PROBLEM DETAILS: Exact reproduction of the data is required, with images excluded.

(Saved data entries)

——————

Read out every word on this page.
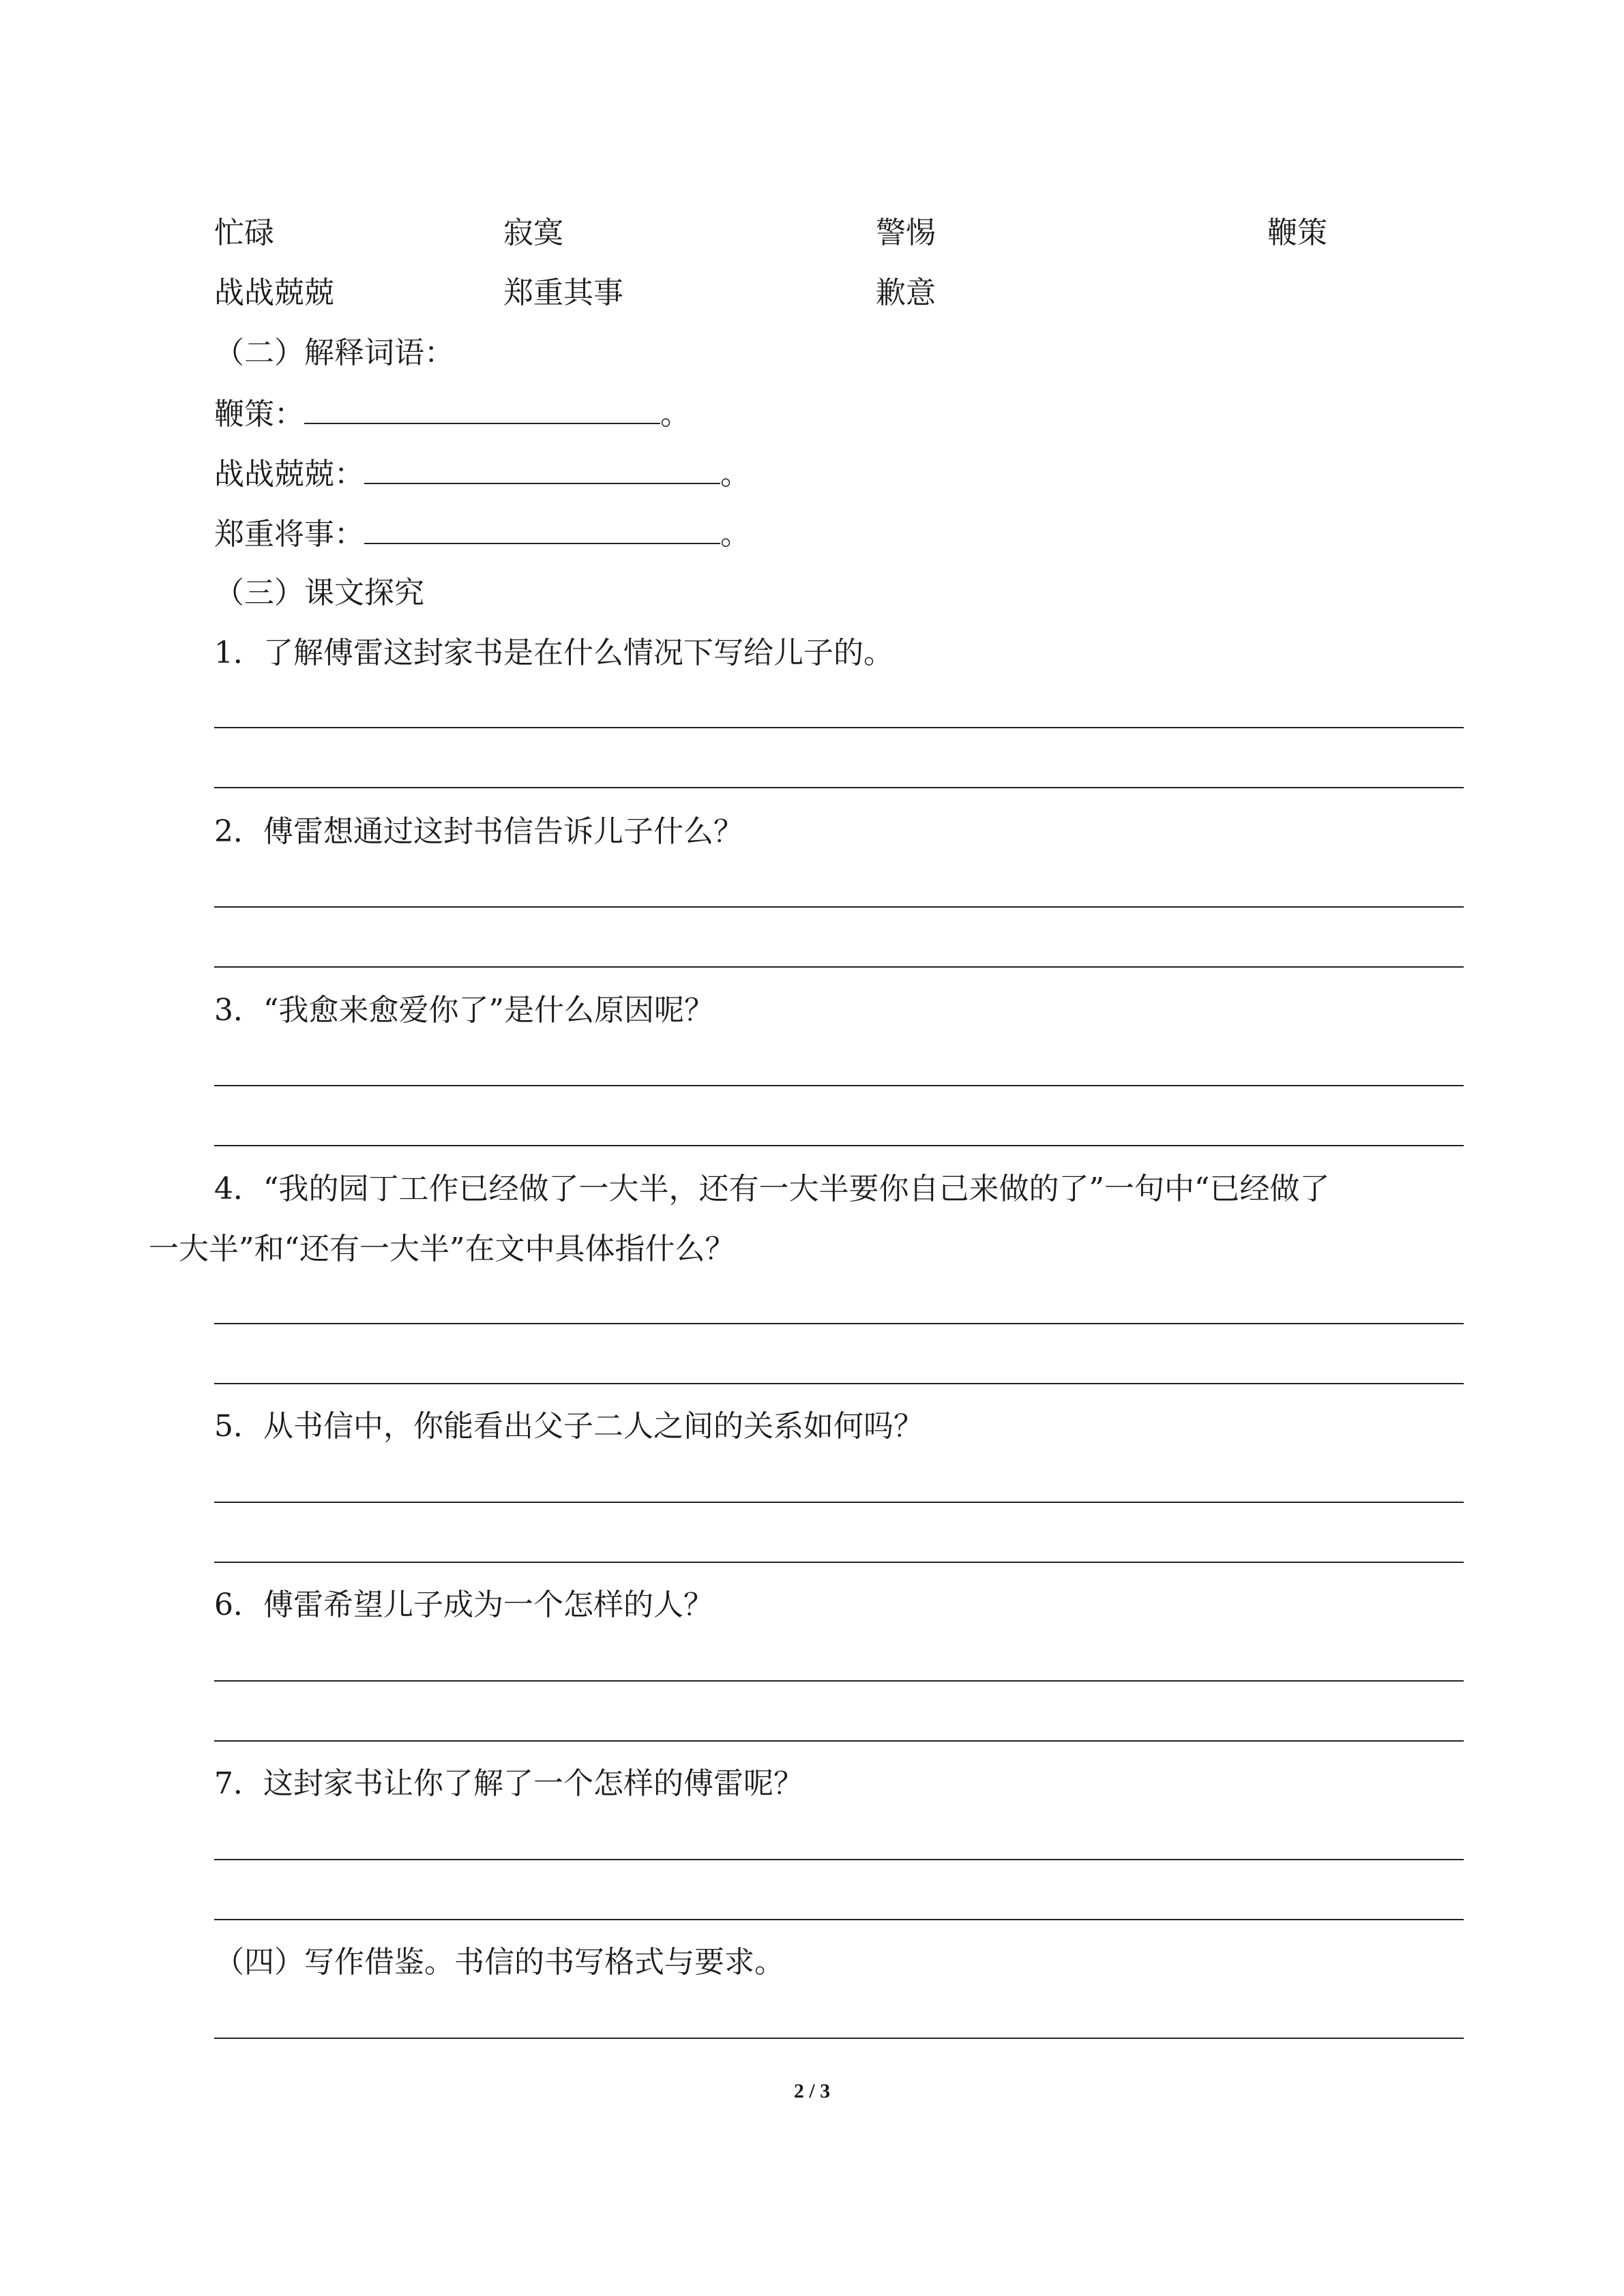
忙碌	寂寞	警惕	鞭策
战战兢兢	郑重其事	歉意
（二）解释词语：
鞭策：	。
战战兢兢：	。
郑重将事：	。
（三）课文探究
1．了解傅雷这封家书是在什么情况下写给儿子的。
2．傅雷想通过这封书信告诉儿子什么？
3．“我愈来愈爱你了”是什么原因呢？
4．“我的园丁工作已经做了一大半，还有一大半要你自己来做的了”一句中“已经做了
一大半”和“还有一大半”在文中具体指什么？
5．从书信中，你能看出父子二人之间的关系如何吗？
6．傅雷希望儿子成为一个怎样的人？
7．这封家书让你了解了一个怎样的傅雷呢？
（四）写作借鉴。书信的书写格式与要求。
2 / 3
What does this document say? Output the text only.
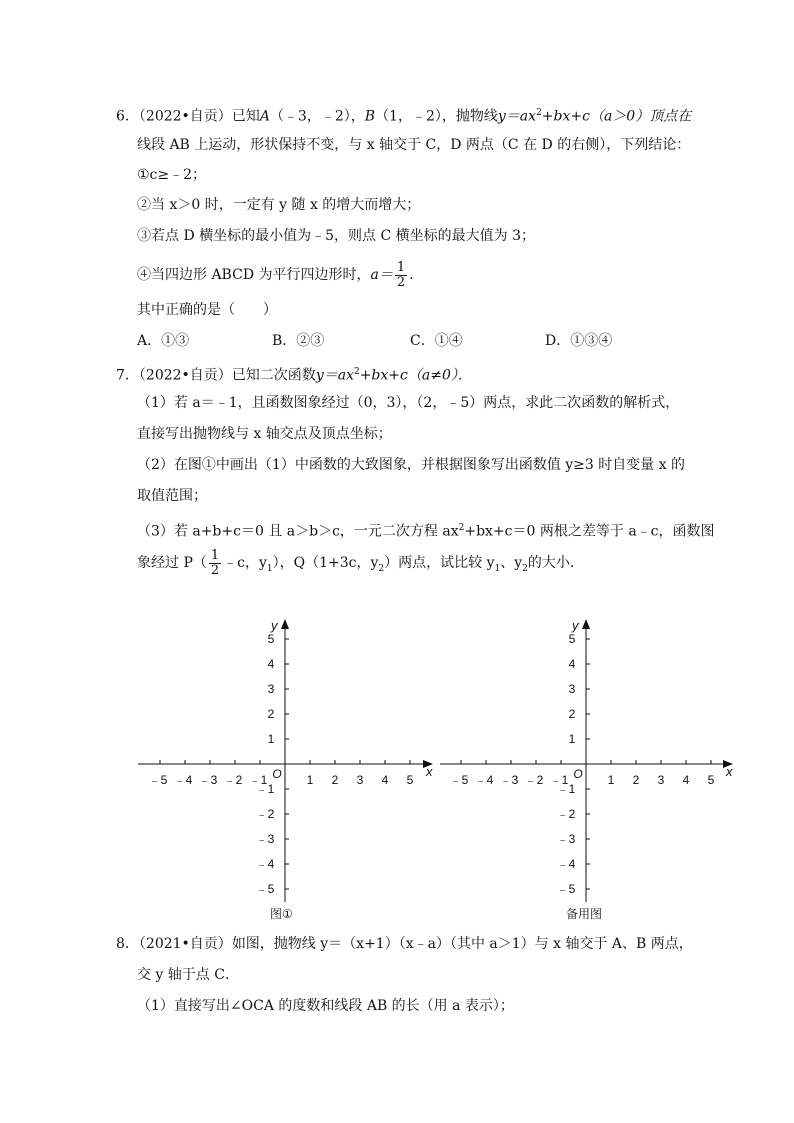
6．（2022•自贡）已知A（﹣3，﹣2），B（1，﹣2），抛物线$y=ax^2+bx+c(a>0)$顶点在
线段 AB 上运动，形状保持不变，与 x 轴交于 C，D 两点（C 在 D 的右侧），下列结论：
①c≥﹣2；
②当 x＞0 时，一定有 y 随 x 的增大而增大；
③若点 D 横坐标的最小值为﹣5，则点 C 横坐标的最大值为 3；
④当四边形 ABCD 为平行四边形时，$a= \frac{1}{2}$ .
其中正确的是（　　）
A．①③	B．②③	C．①④	D．①③④
7．（2022•自贡）已知二次函数$y=ax^2+bx+c(a\ne 0)$．
（1）若 a＝﹣1，且函数图象经过（0，3），（2，﹣5）两点，求此二次函数的解析式，
直接写出抛物线与 x 轴交点及顶点坐标；
（2）在图①中画出（1）中函数的大致图象，并根据图象写出函数值 y≥3 时自变量 x 的
取值范围；
（3）若 a+b+c＝0 且 a＞b＞c，一元二次方程 $ax^2+bx+c=0$ 两根之差等于 a﹣c，函数图
象经过 $P( \frac{1}{2}$ ﹣c，$y_1$），Q（1+3c，$y_2$）两点，试比较 $y_1$、$y_2$的大小．
1
﹣1
1
﹣1
2
﹣2
2
﹣2
3
﹣3
3
﹣3
4
﹣4
4
﹣4
5
﹣5
5
﹣5
O	x
y
图①
1
﹣1
1
﹣1
2
﹣2
2
﹣2
3
﹣3
3
﹣3
4
﹣4
4
﹣4
5
﹣5
5
﹣5
O	x
y
备用图
8．（2021•自贡）如图，抛物线 y＝（x+1）（x﹣a）（其中 a＞1）与 x 轴交于 A、B 两点，
交 y 轴于点 C．
（1）直接写出∠OCA 的度数和线段 AB 的长（用 a 表示）；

——————

ANSWER TO THE PROBLEM:
Read out every word on this page.
忙碌	寂寞	警惕	鞭策
战战兢兢	郑重其事	歉意
（二）解释词语：
鞭策：	。
战战兢兢：	。
郑重将事：	。
（三）课文探究
1．了解傅雷这封家书是在什么情况下写给儿子的。
2．傅雷想通过这封书信告诉儿子什么？
3．“我愈来愈爱你了”是什么原因呢？
4．“我的园丁工作已经做了一大半，还有一大半要你自己来做的了”一句中“已经做了
一大半”和“还有一大半”在文中具体指什么？
5．从书信中，你能看出父子二人之间的关系如何吗？
6．傅雷希望儿子成为一个怎样的人？
7．这封家书让你了解了一个怎样的傅雷呢？
（四）写作借鉴。书信的书写格式与要求。
2 / 3
What does this document say? Output the text only.
6．（2022•自贡）已知A（﹣3，﹣2），B（1，﹣2），抛物线$y=ax^2+bx+c(a>0)$顶点在
线段 AB 上运动，形状保持不变，与 x 轴交于 C，D 两点（C 在 D 的右侧），下列结论：
①c≥﹣2；
②当 x＞0 时，一定有 y 随 x 的增大而增大；
③若点 D 横坐标的最小值为﹣5，则点 C 横坐标的最大值为 3；
④当四边形 ABCD 为平行四边形时，$a= \frac{1}{2}$ .
其中正确的是（　　）
A．①③	B．②③	C．①④	D．①③④
7．（2022•自贡）已知二次函数$y=ax^2+bx+c(a\ne 0)$．
（1）若 a＝﹣1，且函数图象经过（0，3），（2，﹣5）两点，求此二次函数的解析式，
直接写出抛物线与 x 轴交点及顶点坐标；
（2）在图①中画出（1）中函数的大致图象，并根据图象写出函数值 y≥3 时自变量 x 的
取值范围；
（3）若 a+b+c＝0 且 a＞b＞c，一元二次方程 $ax^2+bx+c=0$ 两根之差等于 a﹣c，函数图
象经过 $P( \frac{1}{2}$ ﹣c，$y_1$），Q（1+3c，$y_2$）两点，试比较 $y_1$、$y_2$的大小．
1
﹣1
1
﹣1
2
﹣2
2
﹣2
3
﹣3
3
﹣3
4
﹣4
4
﹣4
5
﹣5
5
﹣5
O	x
y
图①
1
﹣1
1
﹣1
2
﹣2
2
﹣2
3
﹣3
3
﹣3
4
﹣4
4
﹣4
5
﹣5
5
﹣5
O	x
y
备用图
8．（2021•自贡）如图，抛物线 y＝（x+1）（x﹣a）（其中 a＞1）与 x 轴交于 A、B 两点，
交 y 轴于点 C．
（1）直接写出∠OCA 的度数和线段 AB 的长（用 a 表示）；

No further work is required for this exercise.